- [Provided entries]
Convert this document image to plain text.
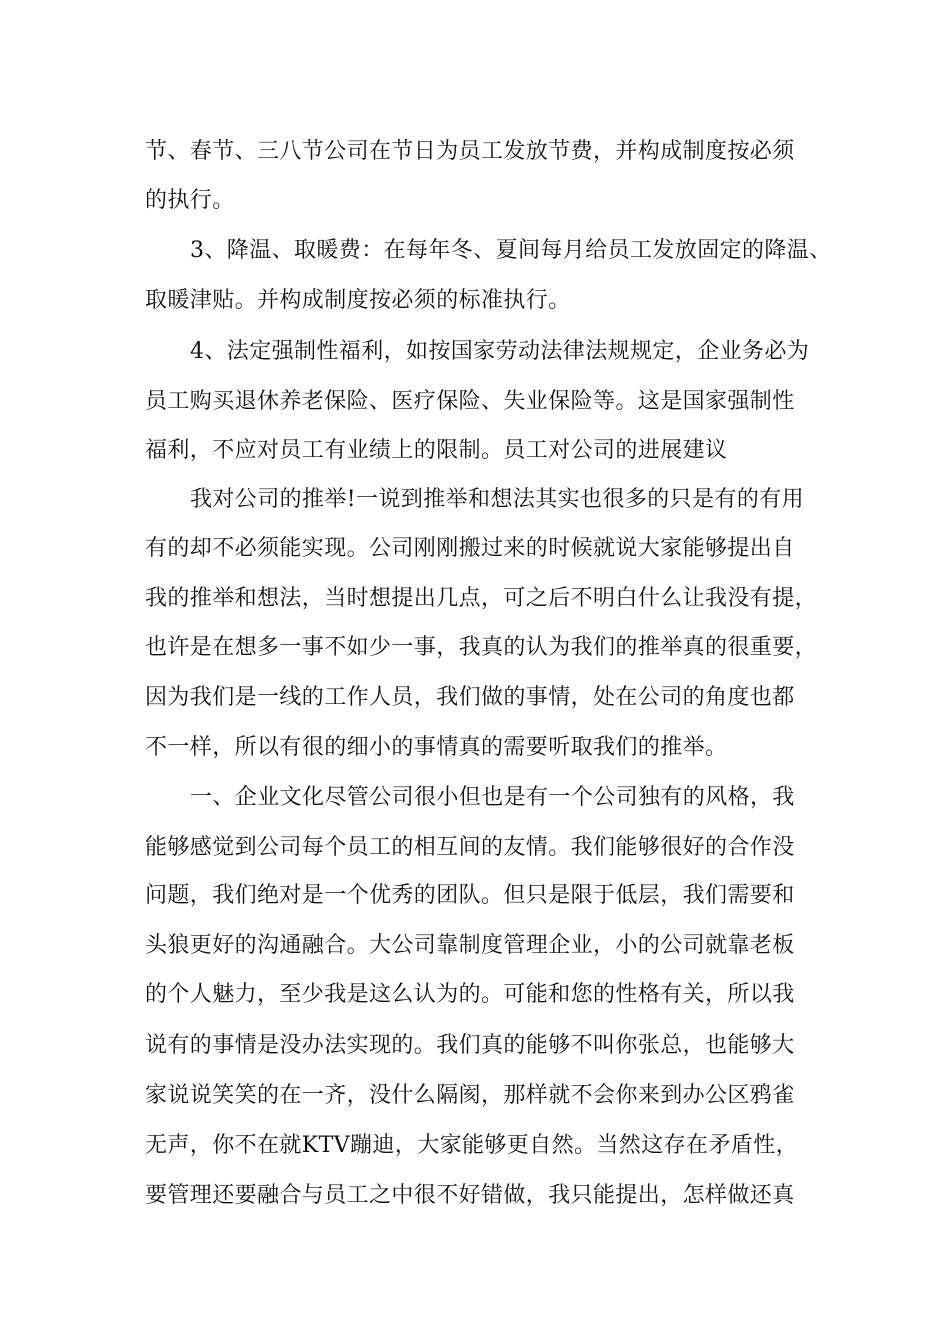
节、春节、三八节公司在节日为员工发放节费，并构成制度按必须
的执行。
3、降温、取暖费：在每年冬、夏间每月给员工发放固定的降温、
取暖津贴。并构成制度按必须的标准执行。
4、法定强制性福利，如按国家劳动法律法规规定，企业务必为
员工购买退休养老保险、医疗保险、失业保险等。这是国家强制性
福利，不应对员工有业绩上的限制。员工对公司的进展建议
我对公司的推举!一说到推举和想法其实也很多的只是有的有用
有的却不必须能实现。公司刚刚搬过来的时候就说大家能够提出自
我的推举和想法，当时想提出几点，可之后不明白什么让我没有提，
也许是在想多一事不如少一事，我真的认为我们的推举真的很重要，
因为我们是一线的工作人员，我们做的事情，处在公司的角度也都
不一样，所以有很的细小的事情真的需要听取我们的推举。
一、企业文化尽管公司很小但也是有一个公司独有的风格，我
能够感觉到公司每个员工的相互间的友情。我们能够很好的合作没
问题，我们绝对是一个优秀的团队。但只是限于低层，我们需要和
头狼更好的沟通融合。大公司靠制度管理企业，小的公司就靠老板
的个人魅力，至少我是这么认为的。可能和您的性格有关，所以我
说有的事情是没办法实现的。我们真的能够不叫你张总，也能够大
家说说笑笑的在一齐，没什么隔阂，那样就不会你来到办公区鸦雀
无声，你不在就KTV蹦迪，大家能够更自然。当然这存在矛盾性，
要管理还要融合与员工之中很不好错做，我只能提出，怎样做还真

- [Your instructions] Reproduce the material word for word. Any pictures should be left out of the copy.

- [Exercise output]
Convert this document image to plain text.
节、春节、三八节公司在节日为员工发放节费，并构成制度按必须
的执行。
3、降温、取暖费：在每年冬、夏间每月给员工发放固定的降温、
取暖津贴。并构成制度按必须的标准执行。
4、法定强制性福利，如按国家劳动法律法规规定，企业务必为
员工购买退休养老保险、医疗保险、失业保险等。这是国家强制性
福利，不应对员工有业绩上的限制。员工对公司的进展建议
我对公司的推举!一说到推举和想法其实也很多的只是有的有用
有的却不必须能实现。公司刚刚搬过来的时候就说大家能够提出自
我的推举和想法，当时想提出几点，可之后不明白什么让我没有提，
也许是在想多一事不如少一事，我真的认为我们的推举真的很重要，
因为我们是一线的工作人员，我们做的事情，处在公司的角度也都
不一样，所以有很的细小的事情真的需要听取我们的推举。
一、企业文化尽管公司很小但也是有一个公司独有的风格，我
能够感觉到公司每个员工的相互间的友情。我们能够很好的合作没
问题，我们绝对是一个优秀的团队。但只是限于低层，我们需要和
头狼更好的沟通融合。大公司靠制度管理企业，小的公司就靠老板
的个人魅力，至少我是这么认为的。可能和您的性格有关，所以我
说有的事情是没办法实现的。我们真的能够不叫你张总，也能够大
家说说笑笑的在一齐，没什么隔阂，那样就不会你来到办公区鸦雀
无声，你不在就KTV蹦迪，大家能够更自然。当然这存在矛盾性，
要管理还要融合与员工之中很不好错做，我只能提出，怎样做还真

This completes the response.